Article =
* begin *

Wednesday, April 28, 2010


Writer's block is a little like love. When you know you're in love, you know it. Same thing with writer's block and nobody can tell you you're not.

I've been blocked for what seems like ages. Sure, I can hobble through my job. Feature writing is pretty easy. All you have to do is get out of the way and let the other guy tell his story. You can guide him a little bit, help him find his beginning, middle and end, but these are his and not yours.

I've also been remarkably entertaining most of the time with my stupid Facebook account. Yes, I delight in causing one or two nearly anonymous people to squirt hot coffee out of their nose or maybe throw up in their mouth just a little with my ongoing nonsense.

In truth, the Facebook stuff is kind of like writing radio ad copy, which is also pretty easy. You just try to make the most ridiculous bullshit sound reasonable. Low prices? Best service and selection? How about a roundhouse kick in the crotch while my partner here takes liberties with your beloved house pet?

I can do all of that, but man... I can't seem to construct a linear story. I've had a couple of good ideas lately, but there's just something missing. I can't really figure out what it is. It might be the Netflix. I've really enjoyed watching endless hours of British television --mostly Doctor Who and Torchwood. It could also be Facebook, which is superficial but still very social and some successful novelists have said writing to them is kind of a balance between going out among people to find out things about themselves and going away from people to communicate with the world.

Facebook sort of eliminates some of that, I think. It's fun. It's like having relationships, but without all the commitment. It's also addictive and time consuming, two things that make writing harder.

Still, if any of these good ideas amounted to anything, I'd be able to follow them through. And right now, I can't. The stories aren't coming, which is kind of a bummer. Part of the fun, for me, anyway, is the high of chasing the story. The plot, the characters, all comes out of my head, but still, seeing it, being the first to read it, is a charge. Writing is a privilege, even if what gets written never amounts to something anybody would ever want to publish.

You get to see something new and I love that.

* end *

Written problem 1 =
Answer these about the post on writer's block:
(a) What does the post compare writer's block to in its first sentence?
(b) Which two British television shows does the post name?
(c) Which two things about Facebook does the post say make writing harder?
Written problem 2 = Can you reproduce the part of the post on writer's block starting at "Wednesday, April 28, 2010" and ending at "and not yours.", word for word?

Data excerpts =
* begin *

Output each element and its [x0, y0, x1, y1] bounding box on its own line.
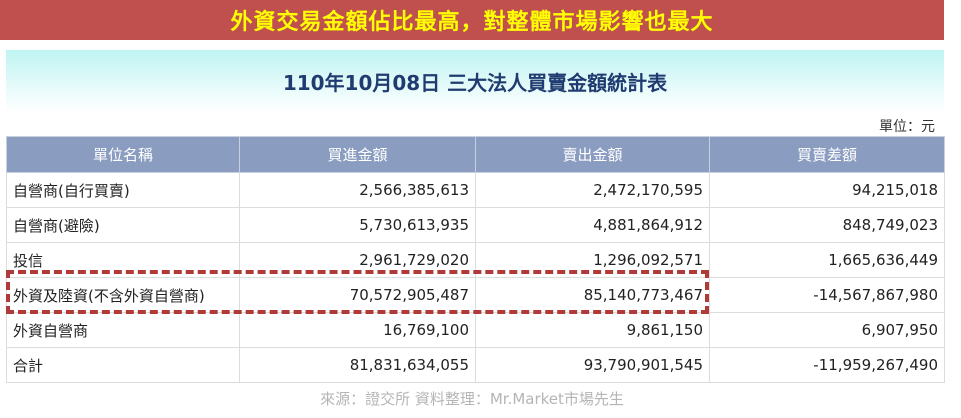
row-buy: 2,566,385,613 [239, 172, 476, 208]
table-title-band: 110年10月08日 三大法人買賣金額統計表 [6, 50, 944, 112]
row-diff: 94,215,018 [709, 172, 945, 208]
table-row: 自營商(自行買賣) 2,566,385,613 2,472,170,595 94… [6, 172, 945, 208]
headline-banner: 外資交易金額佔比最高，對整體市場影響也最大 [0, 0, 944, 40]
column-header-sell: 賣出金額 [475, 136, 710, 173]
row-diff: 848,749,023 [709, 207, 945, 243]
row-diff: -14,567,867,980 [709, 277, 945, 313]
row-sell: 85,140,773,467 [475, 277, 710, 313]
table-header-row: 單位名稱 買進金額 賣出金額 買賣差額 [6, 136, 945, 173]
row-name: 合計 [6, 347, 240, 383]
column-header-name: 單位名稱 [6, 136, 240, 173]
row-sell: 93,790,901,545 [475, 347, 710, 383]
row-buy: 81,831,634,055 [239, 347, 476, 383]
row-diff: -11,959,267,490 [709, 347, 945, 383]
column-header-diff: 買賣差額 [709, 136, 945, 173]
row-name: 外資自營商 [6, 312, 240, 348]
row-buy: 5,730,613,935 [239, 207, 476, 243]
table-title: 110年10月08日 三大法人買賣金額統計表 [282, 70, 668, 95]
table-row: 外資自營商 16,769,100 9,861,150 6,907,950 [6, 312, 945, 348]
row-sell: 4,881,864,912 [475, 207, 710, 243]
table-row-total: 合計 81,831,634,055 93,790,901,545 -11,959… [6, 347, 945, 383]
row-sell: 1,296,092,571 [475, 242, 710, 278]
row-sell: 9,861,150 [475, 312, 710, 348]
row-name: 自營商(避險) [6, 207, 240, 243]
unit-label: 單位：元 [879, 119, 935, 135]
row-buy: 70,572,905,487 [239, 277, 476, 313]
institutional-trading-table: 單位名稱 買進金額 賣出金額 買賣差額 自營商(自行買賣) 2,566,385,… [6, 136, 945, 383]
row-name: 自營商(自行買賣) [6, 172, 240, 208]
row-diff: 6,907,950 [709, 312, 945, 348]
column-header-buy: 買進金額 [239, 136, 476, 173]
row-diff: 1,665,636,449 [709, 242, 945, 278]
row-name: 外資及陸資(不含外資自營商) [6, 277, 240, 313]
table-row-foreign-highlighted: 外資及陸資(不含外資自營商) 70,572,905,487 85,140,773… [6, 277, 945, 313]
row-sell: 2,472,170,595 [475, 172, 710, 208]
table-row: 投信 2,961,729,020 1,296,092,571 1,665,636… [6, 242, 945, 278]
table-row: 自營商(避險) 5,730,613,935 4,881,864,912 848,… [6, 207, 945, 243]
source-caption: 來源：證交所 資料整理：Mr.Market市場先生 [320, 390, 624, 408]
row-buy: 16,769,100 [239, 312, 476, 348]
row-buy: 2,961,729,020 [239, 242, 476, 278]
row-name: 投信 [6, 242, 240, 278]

* end *
* begin *

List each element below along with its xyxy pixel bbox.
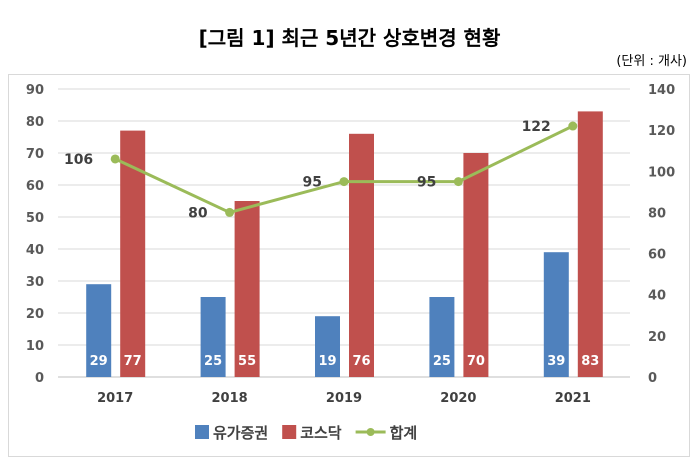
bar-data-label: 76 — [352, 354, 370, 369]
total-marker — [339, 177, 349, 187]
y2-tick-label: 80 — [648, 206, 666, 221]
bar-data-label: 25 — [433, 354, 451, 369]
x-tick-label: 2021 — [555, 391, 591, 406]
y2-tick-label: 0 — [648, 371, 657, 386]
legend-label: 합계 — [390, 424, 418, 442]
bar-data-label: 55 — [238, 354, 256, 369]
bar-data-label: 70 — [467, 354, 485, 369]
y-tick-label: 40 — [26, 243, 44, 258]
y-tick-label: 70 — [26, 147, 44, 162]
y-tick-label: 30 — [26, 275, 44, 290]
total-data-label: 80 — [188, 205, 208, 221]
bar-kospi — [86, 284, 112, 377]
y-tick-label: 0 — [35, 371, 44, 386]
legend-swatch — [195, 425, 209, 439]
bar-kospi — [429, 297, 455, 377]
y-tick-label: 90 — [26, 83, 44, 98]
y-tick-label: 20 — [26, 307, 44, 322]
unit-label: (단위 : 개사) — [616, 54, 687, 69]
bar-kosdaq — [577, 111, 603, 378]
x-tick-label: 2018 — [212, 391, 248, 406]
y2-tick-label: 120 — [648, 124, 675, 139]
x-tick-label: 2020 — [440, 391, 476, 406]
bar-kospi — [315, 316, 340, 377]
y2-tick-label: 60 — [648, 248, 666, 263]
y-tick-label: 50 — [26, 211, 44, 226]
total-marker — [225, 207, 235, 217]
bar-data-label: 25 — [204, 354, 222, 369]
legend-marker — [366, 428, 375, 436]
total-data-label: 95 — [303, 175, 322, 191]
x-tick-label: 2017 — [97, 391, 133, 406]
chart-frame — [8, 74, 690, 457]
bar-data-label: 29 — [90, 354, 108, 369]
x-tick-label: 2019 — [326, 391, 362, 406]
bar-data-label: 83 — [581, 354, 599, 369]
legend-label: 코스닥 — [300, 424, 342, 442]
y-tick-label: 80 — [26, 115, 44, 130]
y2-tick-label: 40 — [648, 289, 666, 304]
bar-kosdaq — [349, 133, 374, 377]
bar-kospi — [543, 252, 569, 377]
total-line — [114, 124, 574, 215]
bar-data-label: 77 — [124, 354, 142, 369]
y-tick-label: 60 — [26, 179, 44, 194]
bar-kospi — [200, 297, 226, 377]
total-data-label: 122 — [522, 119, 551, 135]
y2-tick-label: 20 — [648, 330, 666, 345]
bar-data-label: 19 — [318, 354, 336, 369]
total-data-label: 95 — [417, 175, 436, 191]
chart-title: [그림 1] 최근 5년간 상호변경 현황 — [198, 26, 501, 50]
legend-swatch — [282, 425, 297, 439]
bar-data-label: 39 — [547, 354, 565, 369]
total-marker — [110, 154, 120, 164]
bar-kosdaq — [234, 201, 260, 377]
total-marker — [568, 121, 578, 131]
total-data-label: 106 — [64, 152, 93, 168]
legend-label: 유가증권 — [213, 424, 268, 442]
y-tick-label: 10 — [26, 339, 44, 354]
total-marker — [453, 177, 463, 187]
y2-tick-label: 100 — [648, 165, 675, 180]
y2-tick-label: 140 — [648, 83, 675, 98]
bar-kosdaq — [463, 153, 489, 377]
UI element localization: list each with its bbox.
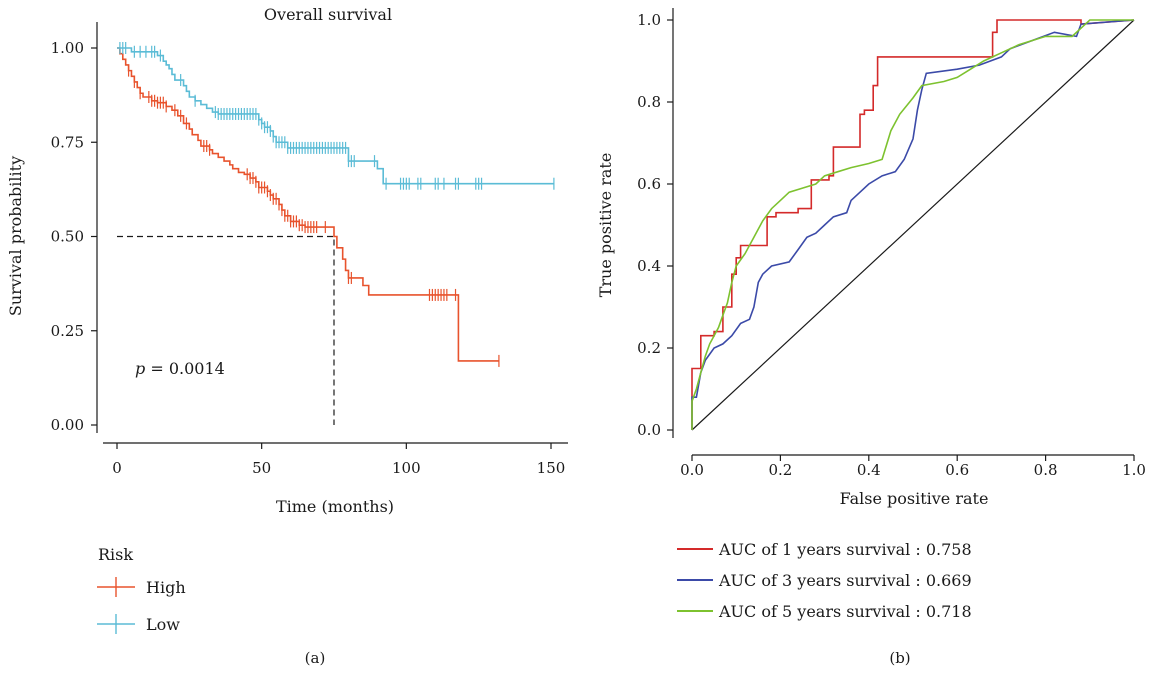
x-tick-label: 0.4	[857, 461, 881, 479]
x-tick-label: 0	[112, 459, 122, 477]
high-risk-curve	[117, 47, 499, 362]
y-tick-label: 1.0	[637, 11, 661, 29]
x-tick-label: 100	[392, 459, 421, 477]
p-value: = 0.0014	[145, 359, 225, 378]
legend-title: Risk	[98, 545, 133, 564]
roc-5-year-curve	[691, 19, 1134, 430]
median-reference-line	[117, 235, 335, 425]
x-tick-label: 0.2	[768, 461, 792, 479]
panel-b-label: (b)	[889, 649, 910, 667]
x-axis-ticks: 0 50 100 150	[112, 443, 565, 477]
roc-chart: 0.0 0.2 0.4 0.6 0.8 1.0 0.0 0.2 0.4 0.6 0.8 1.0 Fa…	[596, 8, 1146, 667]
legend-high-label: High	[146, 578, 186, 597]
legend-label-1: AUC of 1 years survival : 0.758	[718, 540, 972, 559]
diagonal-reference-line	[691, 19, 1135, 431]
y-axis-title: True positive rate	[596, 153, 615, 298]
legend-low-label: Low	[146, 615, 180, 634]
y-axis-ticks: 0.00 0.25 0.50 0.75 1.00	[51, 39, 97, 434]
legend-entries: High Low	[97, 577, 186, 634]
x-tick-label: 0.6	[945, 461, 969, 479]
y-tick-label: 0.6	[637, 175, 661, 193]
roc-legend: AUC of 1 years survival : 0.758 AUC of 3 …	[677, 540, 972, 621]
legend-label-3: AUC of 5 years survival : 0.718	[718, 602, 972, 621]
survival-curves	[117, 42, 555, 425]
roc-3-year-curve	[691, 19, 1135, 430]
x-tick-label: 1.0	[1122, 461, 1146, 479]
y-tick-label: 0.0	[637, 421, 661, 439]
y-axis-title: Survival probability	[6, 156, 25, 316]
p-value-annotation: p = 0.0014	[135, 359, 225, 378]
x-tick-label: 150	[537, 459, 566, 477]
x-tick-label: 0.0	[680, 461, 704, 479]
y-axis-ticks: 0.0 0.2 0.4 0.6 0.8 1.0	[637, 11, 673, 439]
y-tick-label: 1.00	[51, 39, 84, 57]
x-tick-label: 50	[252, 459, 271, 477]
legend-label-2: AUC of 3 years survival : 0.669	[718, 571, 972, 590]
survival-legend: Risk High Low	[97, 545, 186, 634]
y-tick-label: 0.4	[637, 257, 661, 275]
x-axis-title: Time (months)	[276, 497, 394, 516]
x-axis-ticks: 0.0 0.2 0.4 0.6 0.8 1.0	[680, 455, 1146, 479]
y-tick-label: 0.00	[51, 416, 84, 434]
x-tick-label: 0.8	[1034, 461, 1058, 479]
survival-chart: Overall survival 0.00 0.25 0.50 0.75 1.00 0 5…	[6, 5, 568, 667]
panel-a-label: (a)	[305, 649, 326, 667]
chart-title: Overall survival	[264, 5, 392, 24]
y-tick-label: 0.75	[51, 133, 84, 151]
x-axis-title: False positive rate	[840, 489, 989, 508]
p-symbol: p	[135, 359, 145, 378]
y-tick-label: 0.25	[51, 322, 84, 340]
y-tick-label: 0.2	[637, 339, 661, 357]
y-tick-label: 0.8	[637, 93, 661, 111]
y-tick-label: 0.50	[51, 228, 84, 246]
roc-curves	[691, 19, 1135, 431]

* end *

Full response 1 =
(a) Love.
(b) Doctor Who and Torchwood.
(c) It is addictive and time consuming.

Full response 2 =
Wednesday, April 28, 2010


Writer's block is a little like love. When you know you're in love, you know it. Same thing with writer's block and nobody can tell you you're not.

I've been blocked for what seems like ages. Sure, I can hobble through my job. Feature writing is pretty easy. All you have to do is get out of the way and let the other guy tell his story. You can guide him a little bit, help him find his beginning, middle and end, but these are his and not yours.